## WRITTEN INSTRUCTION
Rewrite every line of the material below as a Markdown table with two columns, Row and Text, giving each nonblank line its own row and number. Leave the pictures out of the answer.
◆ ◆ ◆
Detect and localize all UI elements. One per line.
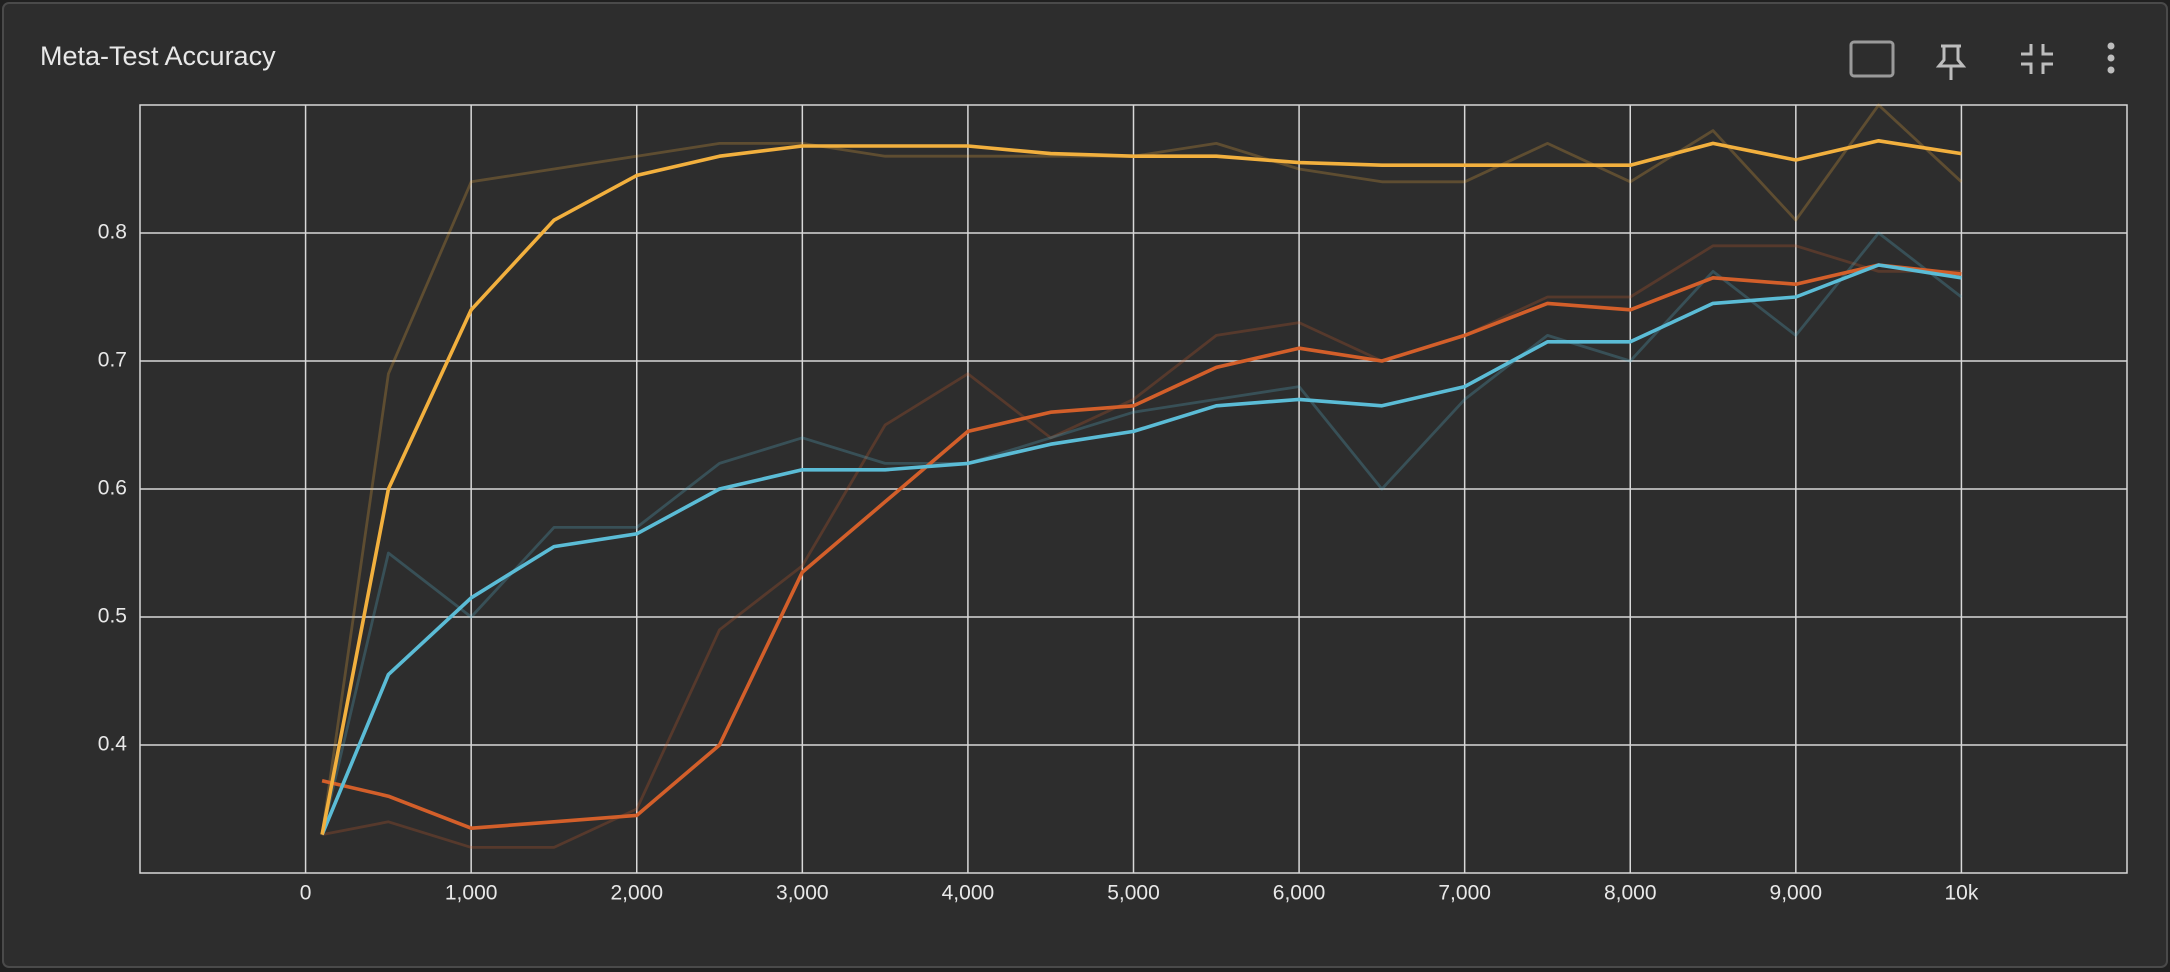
fit-button[interactable] [1849,40,1895,78]
x-tick-label: 4,000 [942,882,995,905]
x-tick-label: 7,000 [1438,882,1491,905]
series-line [320,139,1962,835]
series-line [321,244,1962,849]
x-tick-label: 10k [1944,882,1978,905]
pin-button[interactable] [1935,44,1967,80]
x-tick-label: 0 [300,882,312,905]
y-tick-label: 0.7 [98,349,127,372]
series-line [320,231,1963,835]
y-tick-label: 0.4 [98,733,128,756]
series-line [321,263,1962,830]
x-tick-label: 6,000 [1273,882,1326,905]
x-tick-label: 3,000 [776,882,829,905]
x-tick-label: 1,000 [445,882,498,905]
y-tick-label: 0.5 [98,605,127,628]
x-tick-label: 9,000 [1770,882,1823,905]
x-tick-label: 5,000 [1107,882,1160,905]
collapse-button[interactable] [2021,44,2053,74]
series-line [320,263,1962,836]
y-tick-label: 0.6 [98,477,127,500]
menu-button[interactable] [2107,42,2115,74]
x-tick-label: 2,000 [610,882,663,905]
y-tick-label: 0.8 [98,221,127,244]
x-tick-label: 8,000 [1604,882,1657,905]
chart-title: Meta-Test Accuracy [40,41,276,71]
◆ ◆ ◆
## OUTPUT FOR THIS TASK
| Row | Text |
|---|---|
| 1 | Detect and localize all UI elements. One per line. |
| 2 | fit-button[interactable] [1849,40,1895,78] |
| 3 | x-tick-label: 4,000 [942,882,995,905] |
| 4 | x-tick-label: 7,000 [1438,882,1491,905] |
| 5 | series-line [320,139,1962,835] |
| 6 | series-line [321,244,1962,849] |
| 7 | x-tick-label: 10k [1944,882,1978,905] |
| 8 | pin-button[interactable] [1935,44,1967,80] |
| 9 | x-tick-label: 0 [300,882,312,905] |
| 10 | y-tick-label: 0.7 [98,349,127,372] |
| 11 | series-line [320,231,1963,835] |
| 12 | y-tick-label: 0.4 [98,733,128,756] |
| 13 | series-line [321,263,1962,830] |
| 14 | x-tick-label: 6,000 [1273,882,1326,905] |
| 15 | x-tick-label: 3,000 [776,882,829,905] |
| 16 | x-tick-label: 1,000 [445,882,498,905] |
| 17 | y-tick-label: 0.5 [98,605,127,628] |
| 18 | x-tick-label: 9,000 [1770,882,1823,905] |
| 19 | x-tick-label: 5,000 [1107,882,1160,905] |
| 20 | collapse-button[interactable] [2021,44,2053,74] |
| 21 | series-line [320,263,1962,836] |
| 22 | y-tick-label: 0.6 [98,477,127,500] |
| 23 | menu-button[interactable] [2107,42,2115,74] |
| 24 | x-tick-label: 2,000 [610,882,663,905] |
| 25 | y-tick-label: 0.8 [98,221,127,244] |
| 26 | x-tick-label: 8,000 [1604,882,1657,905] |
| 27 | chart-title: Meta-Test Accuracy [40,41,276,71] |